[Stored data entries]
####

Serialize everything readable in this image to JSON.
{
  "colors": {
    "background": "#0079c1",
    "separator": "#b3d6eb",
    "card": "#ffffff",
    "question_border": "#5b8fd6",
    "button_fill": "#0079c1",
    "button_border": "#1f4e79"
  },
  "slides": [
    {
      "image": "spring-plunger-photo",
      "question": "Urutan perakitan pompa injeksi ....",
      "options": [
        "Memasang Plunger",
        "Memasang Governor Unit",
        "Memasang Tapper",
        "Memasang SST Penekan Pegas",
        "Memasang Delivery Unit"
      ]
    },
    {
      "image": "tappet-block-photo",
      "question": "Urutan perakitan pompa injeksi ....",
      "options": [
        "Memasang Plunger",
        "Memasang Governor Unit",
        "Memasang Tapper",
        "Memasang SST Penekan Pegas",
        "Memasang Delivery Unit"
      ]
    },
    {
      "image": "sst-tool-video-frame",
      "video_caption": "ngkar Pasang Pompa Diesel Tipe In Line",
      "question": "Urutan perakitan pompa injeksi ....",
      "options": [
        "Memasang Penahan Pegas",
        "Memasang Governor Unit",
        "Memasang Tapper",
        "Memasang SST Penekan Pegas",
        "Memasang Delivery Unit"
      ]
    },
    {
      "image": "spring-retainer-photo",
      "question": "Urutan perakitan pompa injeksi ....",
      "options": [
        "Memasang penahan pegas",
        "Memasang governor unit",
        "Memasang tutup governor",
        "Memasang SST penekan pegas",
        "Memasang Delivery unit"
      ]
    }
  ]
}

####

__OBJECTIVE__
Set down the entries verbatim, leaving none out.

__RESPONSE TO THE EXERCISE__
Serialize everything readable in this image to JSON.
{
  "colors": {
    "background": "#0079c1",
    "separator": "#b3d6eb",
    "card": "#ffffff",
    "question_border": "#5b8fd6",
    "button_fill": "#0079c1",
    "button_border": "#1f4e79"
  },
  "slides": [
    {
      "image": "spring-plunger-photo",
      "question": "Urutan perakitan pompa injeksi ....",
      "options": [
        "Memasang Plunger",
        "Memasang Governor Unit",
        "Memasang Tapper",
        "Memasang SST Penekan Pegas",
        "Memasang Delivery Unit"
      ]
    },
    {
      "image": "tappet-block-photo",
      "question": "Urutan perakitan pompa injeksi ....",
      "options": [
        "Memasang Plunger",
        "Memasang Governor Unit",
        "Memasang Tapper",
        "Memasang SST Penekan Pegas",
        "Memasang Delivery Unit"
      ]
    },
    {
      "image": "sst-tool-video-frame",
      "video_caption": "ngkar Pasang Pompa Diesel Tipe In Line",
      "question": "Urutan perakitan pompa injeksi ....",
      "options": [
        "Memasang Penahan Pegas",
        "Memasang Governor Unit",
        "Memasang Tapper",
        "Memasang SST Penekan Pegas",
        "Memasang Delivery Unit"
      ]
    },
    {
      "image": "spring-retainer-photo",
      "question": "Urutan perakitan pompa injeksi ....",
      "options": [
        "Memasang penahan pegas",
        "Memasang governor unit",
        "Memasang tutup governor",
        "Memasang SST penekan pegas",
        "Memasang Delivery unit"
      ]
    }
  ]
}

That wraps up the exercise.